#### OBJECTIVE
Each line of the listing must be transcribed exactly, except for the images, which should be excluded.
• • • •
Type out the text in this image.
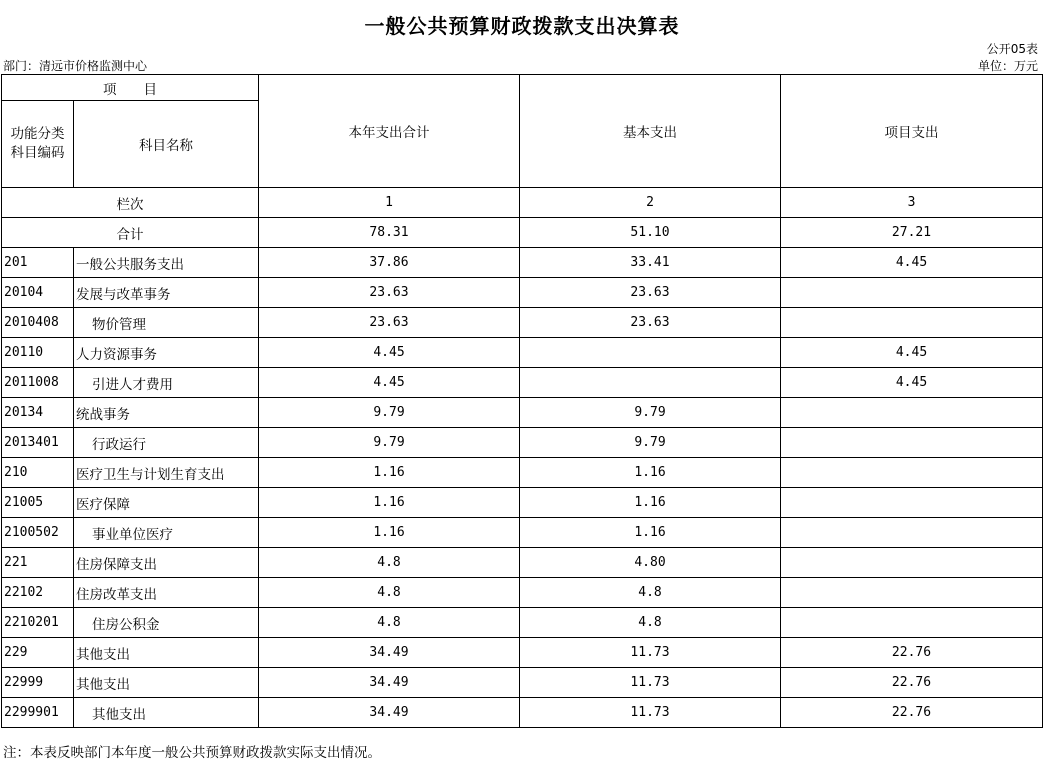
一般公共预算财政拨款支出决算表
公开05表
部门：清远市价格监测中心	单位：万元
项　　目		本年支出合计	基本支出	项目支出
功能分类科目编码	科目名称			
栏次		1	2	3
合计		78.31	51.10	27.21
201	一般公共服务支出	37.86	33.41	4.45
20104	发展与改革事务	23.63	23.63	
2010408	物价管理	23.63	23.63	
20110	人力资源事务	4.45		4.45
2011008	引进人才费用	4.45		4.45
20134	统战事务	9.79	9.79	
2013401	行政运行	9.79	9.79	
210	医疗卫生与计划生育支出	1.16	1.16	
21005	医疗保障	1.16	1.16	
2100502	事业单位医疗	1.16	1.16	
221	住房保障支出	4.8	4.80	
22102	住房改革支出	4.8	4.8	
2210201	住房公积金	4.8	4.8	
229	其他支出	34.49	11.73	22.76
22999	其他支出	34.49	11.73	22.76
2299901	其他支出	34.49	11.73	22.76
注：本表反映部门本年度一般公共预算财政拨款实际支出情况。
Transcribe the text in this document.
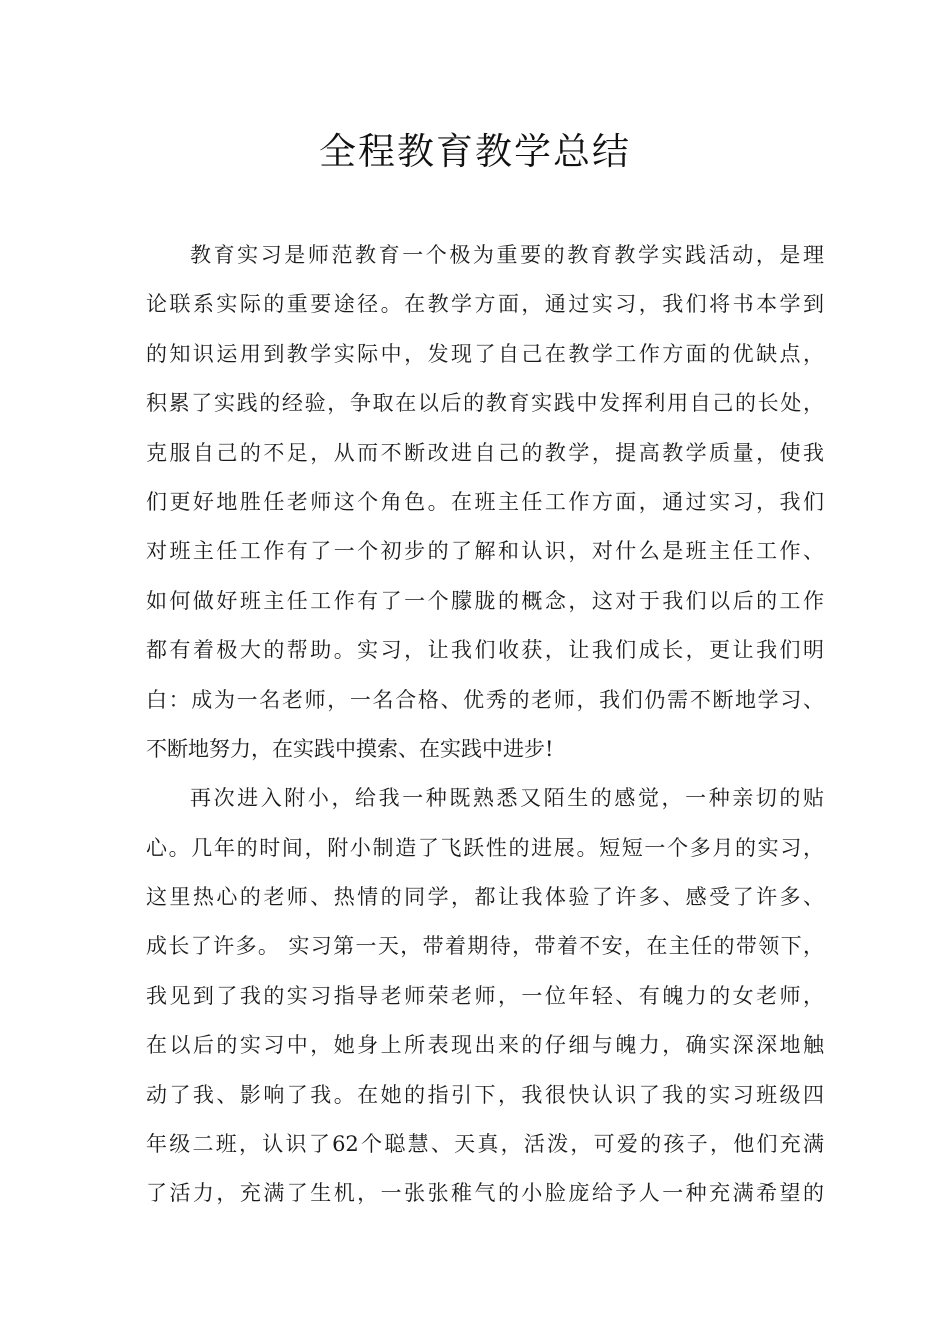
全程教育教学总结
教育实习是师范教育一个极为重要的教育教学实践活动，是理
论联系实际的重要途径。在教学方面，通过实习，我们将书本学到
的知识运用到教学实际中，发现了自己在教学工作方面的优缺点，
积累了实践的经验，争取在以后的教育实践中发挥利用自己的长处，
克服自己的不足，从而不断改进自己的教学，提高教学质量，使我
们更好地胜任老师这个角色。在班主任工作方面，通过实习，我们
对班主任工作有了一个初步的了解和认识，对什么是班主任工作、
如何做好班主任工作有了一个朦胧的概念，这对于我们以后的工作
都有着极大的帮助。实习，让我们收获，让我们成长，更让我们明
白：成为一名老师，一名合格、优秀的老师，我们仍需不断地学习、
不断地努力，在实践中摸索、在实践中进步!
再次进入附小，给我一种既熟悉又陌生的感觉，一种亲切的贴
心。几年的时间，附小制造了飞跃性的进展。短短一个多月的实习，
这里热心的老师、热情的同学，都让我体验了许多、感受了许多、
成长了许多。 实习第一天，带着期待，带着不安，在主任的带领下，
我见到了我的实习指导老师荣老师，一位年轻、有魄力的女老师，
在以后的实习中，她身上所表现出来的仔细与魄力，确实深深地触
动了我、影响了我。在她的指引下，我很快认识了我的实习班级四
年级二班，认识了62个聪慧、天真，活泼，可爱的孩子，他们充满
了活力，充满了生机，一张张稚气的小脸庞给予人一种充满希望的
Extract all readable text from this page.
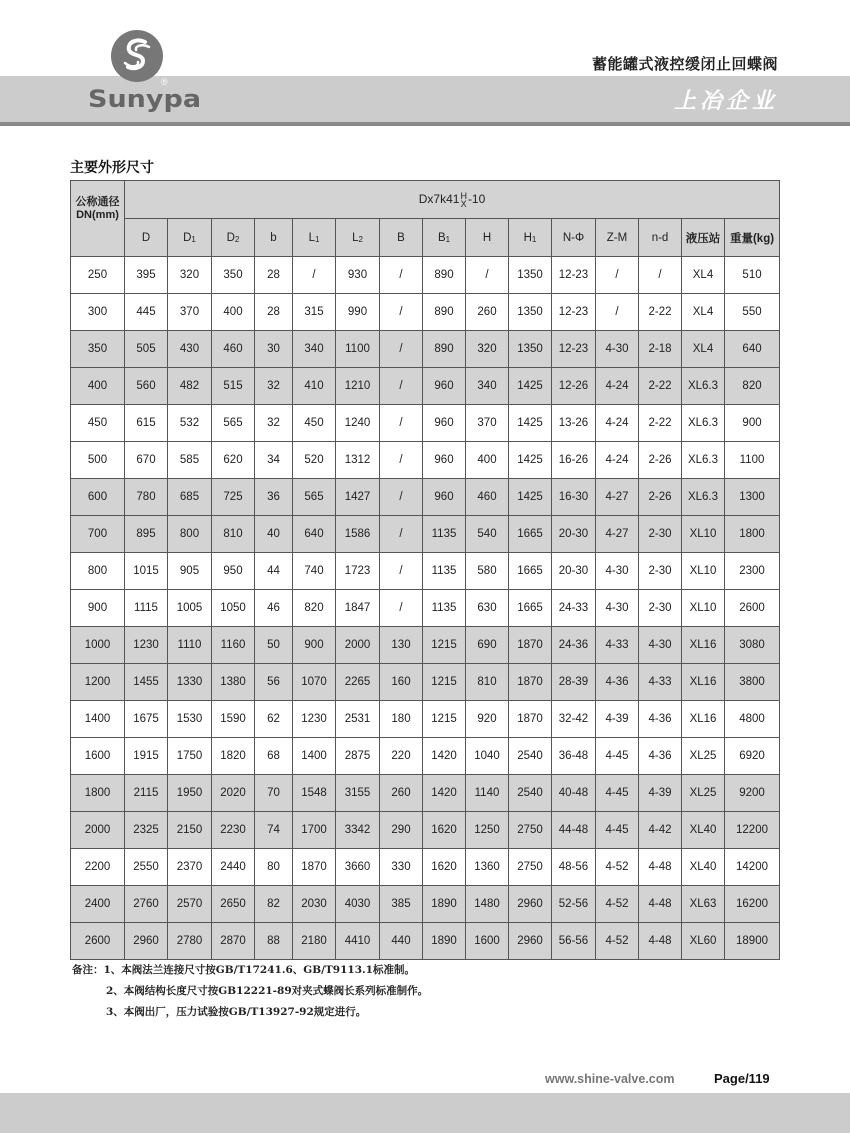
®
Sunypa
蓄能罐式液控缓闭止回蝶阀
上冶企业
主要外形尺寸
公称通径
DN(mm)	Dx7k41 H
X -10														
	D	$D_1$	$D_2$	b	$L_1$	$L_2$	B	$B_1$	H	$H_1$	N-Φ	Z-M	n-d	液压站	重量(kg)
250	395	320	350	28	/	930	/	890	/	1350	12-23	/	/	XL4	510
300	445	370	400	28	315	990	/	890	260	1350	12-23	/	2-22	XL4	550
350	505	430	460	30	340	1100	/	890	320	1350	12-23	4-30	2-18	XL4	640
400	560	482	515	32	410	1210	/	960	340	1425	12-26	4-24	2-22	XL6.3	820
450	615	532	565	32	450	1240	/	960	370	1425	13-26	4-24	2-22	XL6.3	900
500	670	585	620	34	520	1312	/	960	400	1425	16-26	4-24	2-26	XL6.3	1100
600	780	685	725	36	565	1427	/	960	460	1425	16-30	4-27	2-26	XL6.3	1300
700	895	800	810	40	640	1586	/	1135	540	1665	20-30	4-27	2-30	XL10	1800
800	1015	905	950	44	740	1723	/	1135	580	1665	20-30	4-30	2-30	XL10	2300
900	1115	1005	1050	46	820	1847	/	1135	630	1665	24-33	4-30	2-30	XL10	2600
1000	1230	1110	1160	50	900	2000	130	1215	690	1870	24-36	4-33	4-30	XL16	3080
1200	1455	1330	1380	56	1070	2265	160	1215	810	1870	28-39	4-36	4-33	XL16	3800
1400	1675	1530	1590	62	1230	2531	180	1215	920	1870	32-42	4-39	4-36	XL16	4800
1600	1915	1750	1820	68	1400	2875	220	1420	1040	2540	36-48	4-45	4-36	XL25	6920
1800	2115	1950	2020	70	1548	3155	260	1420	1140	2540	40-48	4-45	4-39	XL25	9200
2000	2325	2150	2230	74	1700	3342	290	1620	1250	2750	44-48	4-45	4-42	XL40	12200
2200	2550	2370	2440	80	1870	3660	330	1620	1360	2750	48-56	4-52	4-48	XL40	14200
2400	2760	2570	2650	82	2030	4030	385	1890	1480	2960	52-56	4-52	4-48	XL63	16200
2600	2960	2780	2870	88	2180	4410	440	1890	1600	2960	56-56	4-52	4-48	XL60	18900
备注：1、本阀法兰连接尺寸按GB/T17241.6、GB/T9113.1标准制。
2、本阀结构长度尺寸按GB12221-89对夹式蝶阀长系列标准制作。
3、本阀出厂，压力试验按GB/T13927-92规定进行。
www.shine-valve.com	Page/119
• • • •
#### FINISHED ANSWER
Type out the text in this image.
一般公共预算财政拨款支出决算表
公开05表
部门：清远市价格监测中心	单位：万元
项　　目		本年支出合计	基本支出	项目支出
功能分类科目编码	科目名称			
栏次		1	2	3
合计		78.31	51.10	27.21
201	一般公共服务支出	37.86	33.41	4.45
20104	发展与改革事务	23.63	23.63	
2010408	物价管理	23.63	23.63	
20110	人力资源事务	4.45		4.45
2011008	引进人才费用	4.45		4.45
20134	统战事务	9.79	9.79	
2013401	行政运行	9.79	9.79	
210	医疗卫生与计划生育支出	1.16	1.16	
21005	医疗保障	1.16	1.16	
2100502	事业单位医疗	1.16	1.16	
221	住房保障支出	4.8	4.80	
22102	住房改革支出	4.8	4.8	
2210201	住房公积金	4.8	4.8	
229	其他支出	34.49	11.73	22.76
22999	其他支出	34.49	11.73	22.76
2299901	其他支出	34.49	11.73	22.76
注：本表反映部门本年度一般公共预算财政拨款实际支出情况。
Transcribe the text in this document.
全程教育教学总结
教育实习是师范教育一个极为重要的教育教学实践活动，是理
论联系实际的重要途径。在教学方面，通过实习，我们将书本学到
的知识运用到教学实际中，发现了自己在教学工作方面的优缺点，
积累了实践的经验，争取在以后的教育实践中发挥利用自己的长处，
克服自己的不足，从而不断改进自己的教学，提高教学质量，使我
们更好地胜任老师这个角色。在班主任工作方面，通过实习，我们
对班主任工作有了一个初步的了解和认识，对什么是班主任工作、
如何做好班主任工作有了一个朦胧的概念，这对于我们以后的工作
都有着极大的帮助。实习，让我们收获，让我们成长，更让我们明
白：成为一名老师，一名合格、优秀的老师，我们仍需不断地学习、
不断地努力，在实践中摸索、在实践中进步!
再次进入附小，给我一种既熟悉又陌生的感觉，一种亲切的贴
心。几年的时间，附小制造了飞跃性的进展。短短一个多月的实习，
这里热心的老师、热情的同学，都让我体验了许多、感受了许多、
成长了许多。 实习第一天，带着期待，带着不安，在主任的带领下，
我见到了我的实习指导老师荣老师，一位年轻、有魄力的女老师，
在以后的实习中，她身上所表现出来的仔细与魄力，确实深深地触
动了我、影响了我。在她的指引下，我很快认识了我的实习班级四
年级二班，认识了62个聪慧、天真，活泼，可爱的孩子，他们充满
了活力，充满了生机，一张张稚气的小脸庞给予人一种充满希望的
Extract all readable text from this page.
®
Sunypa
蓄能罐式液控缓闭止回蝶阀
上冶企业
主要外形尺寸
公称通径
DN(mm)	Dx7k41 H
X -10														
	D	$D_1$	$D_2$	b	$L_1$	$L_2$	B	$B_1$	H	$H_1$	N-Φ	Z-M	n-d	液压站	重量(kg)
250	395	320	350	28	/	930	/	890	/	1350	12-23	/	/	XL4	510
300	445	370	400	28	315	990	/	890	260	1350	12-23	/	2-22	XL4	550
350	505	430	460	30	340	1100	/	890	320	1350	12-23	4-30	2-18	XL4	640
400	560	482	515	32	410	1210	/	960	340	1425	12-26	4-24	2-22	XL6.3	820
450	615	532	565	32	450	1240	/	960	370	1425	13-26	4-24	2-22	XL6.3	900
500	670	585	620	34	520	1312	/	960	400	1425	16-26	4-24	2-26	XL6.3	1100
600	780	685	725	36	565	1427	/	960	460	1425	16-30	4-27	2-26	XL6.3	1300
700	895	800	810	40	640	1586	/	1135	540	1665	20-30	4-27	2-30	XL10	1800
800	1015	905	950	44	740	1723	/	1135	580	1665	20-30	4-30	2-30	XL10	2300
900	1115	1005	1050	46	820	1847	/	1135	630	1665	24-33	4-30	2-30	XL10	2600
1000	1230	1110	1160	50	900	2000	130	1215	690	1870	24-36	4-33	4-30	XL16	3080
1200	1455	1330	1380	56	1070	2265	160	1215	810	1870	28-39	4-36	4-33	XL16	3800
1400	1675	1530	1590	62	1230	2531	180	1215	920	1870	32-42	4-39	4-36	XL16	4800
1600	1915	1750	1820	68	1400	2875	220	1420	1040	2540	36-48	4-45	4-36	XL25	6920
1800	2115	1950	2020	70	1548	3155	260	1420	1140	2540	40-48	4-45	4-39	XL25	9200
2000	2325	2150	2230	74	1700	3342	290	1620	1250	2750	44-48	4-45	4-42	XL40	12200
2200	2550	2370	2440	80	1870	3660	330	1620	1360	2750	48-56	4-52	4-48	XL40	14200
2400	2760	2570	2650	82	2030	4030	385	1890	1480	2960	52-56	4-52	4-48	XL63	16200
2600	2960	2780	2870	88	2180	4410	440	1890	1600	2960	56-56	4-52	4-48	XL60	18900
备注：1、本阀法兰连接尺寸按GB/T17241.6、GB/T9113.1标准制。
2、本阀结构长度尺寸按GB12221-89对夹式蝶阀长系列标准制作。
3、本阀出厂，压力试验按GB/T13927-92规定进行。
www.shine-valve.com	Page/119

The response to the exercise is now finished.